--- start of Passage shown ---

N. Padmamma (supra) refers to a judgment of the Supreme Court of South Africa. It may be relevant to state that by this decision, the matter and issue was referred to a larger Bench, which reference was decided vide judgment dated 23rd September 2014 by a three Judge Bench, authored by T.S. Thakur, J. in N. Padmamma and Others v. S. Ramakrishna Reddy and Others 18. This judgment in N. Padmamma (supra) does not specifically refer to the law of primogeniture as that issue was not raised. Neither was the custom of impartibility of estate considered by the larger Bench.

34. The Delhi High Court in Tikka Shatrujit Singh Others v. Brig Sukhjit Singh Another19, has lucidly, in a tabulated form, drawn distinction between the rule of primogeniture and impartible estate as applicable to Rulers of princely states and zamindars/jagidars in the following manner:

S.No.

Ruler of an Indian State

The holder of a Zamindari

1.

The Ruler (Sovereign) would be the absolute owner of the State and its properties. None else would have any interest or share in his property.

The holder of a Zamindari, as distinct from the Ruler of an Indian State, may hold it as an impartible estate. If it is ancestral, he holds it on behalf of the family and although there would be no right of partition, his interest will not be that of an absolute owner, which a sovereign Ruler had. It would have been family property and of the type understood by the series of decisions in that regard.

2.

Primogeniture would be presumed to apply as a Rule for succession.

Primogeniture would not, repeat not, be Presumed to apply, but will have to be proved as a Custom.

3.

He would have been signatory to a Covenant/agreement ceding his State first (15.8.1947) to the Dominion of India on three subjects, external affairs, communication defence. And thereafter by the Covenant or the Merger Agreement ceding the administration of his State to the Union or other Government prior to 26.01.1950.

He would not have been a party to any of the items 3 to 5 in the first column. This establishes the difference in status between a former Ruler on the one side and a Zamindari on the other. This in turn, makes all the difference to the applicable law.

4.

After 26th January, 1950, he would be recognised as a Ruler of a former Indian State by the President of India under Article 366 of the Constitution.

—-

5.

He would be receiving an annual privy purse for the amount fixed by the Ministry of States.

—-

6.

--- end of Passage shown ---

> **What you have to do**
In the passage on primogeniture and impartible estates, condense the paragraph beginning "The holder of a Zamindari, as distinct from" into a short list of its main points.

--- start of Data listing ---

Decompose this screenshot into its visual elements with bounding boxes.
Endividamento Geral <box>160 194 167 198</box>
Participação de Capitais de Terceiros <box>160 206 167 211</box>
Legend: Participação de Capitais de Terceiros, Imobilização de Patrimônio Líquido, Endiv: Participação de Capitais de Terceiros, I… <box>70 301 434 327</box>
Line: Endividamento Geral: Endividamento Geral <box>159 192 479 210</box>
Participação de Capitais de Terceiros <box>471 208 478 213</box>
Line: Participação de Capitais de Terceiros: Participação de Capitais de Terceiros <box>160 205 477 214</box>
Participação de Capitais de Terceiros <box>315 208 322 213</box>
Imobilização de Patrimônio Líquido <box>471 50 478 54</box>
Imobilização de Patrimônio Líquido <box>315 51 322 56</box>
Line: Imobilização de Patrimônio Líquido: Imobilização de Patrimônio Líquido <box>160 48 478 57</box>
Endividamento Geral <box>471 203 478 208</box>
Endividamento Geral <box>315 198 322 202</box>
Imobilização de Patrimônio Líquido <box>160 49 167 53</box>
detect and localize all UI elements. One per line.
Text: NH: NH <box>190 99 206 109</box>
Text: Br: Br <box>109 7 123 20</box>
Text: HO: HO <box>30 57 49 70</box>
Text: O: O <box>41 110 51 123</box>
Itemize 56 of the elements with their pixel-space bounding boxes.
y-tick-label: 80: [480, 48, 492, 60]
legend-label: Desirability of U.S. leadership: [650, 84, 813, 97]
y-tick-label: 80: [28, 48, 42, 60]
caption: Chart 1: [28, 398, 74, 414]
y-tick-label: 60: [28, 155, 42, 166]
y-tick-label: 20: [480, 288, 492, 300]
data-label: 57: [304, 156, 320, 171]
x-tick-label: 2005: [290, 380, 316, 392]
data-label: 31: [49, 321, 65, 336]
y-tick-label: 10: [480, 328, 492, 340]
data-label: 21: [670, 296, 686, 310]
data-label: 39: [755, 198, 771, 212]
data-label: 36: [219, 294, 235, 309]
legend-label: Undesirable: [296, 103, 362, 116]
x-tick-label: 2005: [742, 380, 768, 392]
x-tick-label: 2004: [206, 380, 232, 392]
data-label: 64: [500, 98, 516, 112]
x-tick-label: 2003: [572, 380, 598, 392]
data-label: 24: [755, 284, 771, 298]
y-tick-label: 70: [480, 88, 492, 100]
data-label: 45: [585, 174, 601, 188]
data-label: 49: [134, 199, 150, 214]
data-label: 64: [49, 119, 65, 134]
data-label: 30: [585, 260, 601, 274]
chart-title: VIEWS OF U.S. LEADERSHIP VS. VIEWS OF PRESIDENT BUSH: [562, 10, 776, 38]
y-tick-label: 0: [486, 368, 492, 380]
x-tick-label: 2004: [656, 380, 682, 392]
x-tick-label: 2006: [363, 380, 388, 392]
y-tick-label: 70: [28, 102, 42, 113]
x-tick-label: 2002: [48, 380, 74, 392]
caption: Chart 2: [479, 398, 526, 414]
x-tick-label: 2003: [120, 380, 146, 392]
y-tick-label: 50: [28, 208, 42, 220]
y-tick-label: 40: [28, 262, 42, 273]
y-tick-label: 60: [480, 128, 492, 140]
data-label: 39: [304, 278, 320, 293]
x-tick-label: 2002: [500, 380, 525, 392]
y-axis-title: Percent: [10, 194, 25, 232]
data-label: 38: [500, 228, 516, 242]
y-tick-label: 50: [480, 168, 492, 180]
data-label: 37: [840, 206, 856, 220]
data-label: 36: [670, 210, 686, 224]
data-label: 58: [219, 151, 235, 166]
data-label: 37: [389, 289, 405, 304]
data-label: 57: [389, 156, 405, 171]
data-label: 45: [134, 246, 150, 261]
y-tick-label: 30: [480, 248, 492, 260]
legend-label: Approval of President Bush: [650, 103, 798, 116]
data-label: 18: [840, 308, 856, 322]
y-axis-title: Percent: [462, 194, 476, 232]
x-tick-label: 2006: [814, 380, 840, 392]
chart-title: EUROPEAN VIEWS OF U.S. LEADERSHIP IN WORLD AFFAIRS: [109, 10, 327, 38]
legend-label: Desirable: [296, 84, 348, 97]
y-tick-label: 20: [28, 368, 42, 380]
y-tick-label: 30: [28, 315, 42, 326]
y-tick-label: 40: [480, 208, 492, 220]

--- end of Data listing ---

> **Result of the task**
- Unlike the Ruler of an Indian State, a Zamindari holder may hold the Zamindari as an impartible estate.
- If the estate is ancestral, the holder holds it on behalf of the family.
- There is no right of partition, but the holder is not an absolute owner the way a sovereign Ruler was.
- The estate would be family property, as understood in the series of decisions on that point.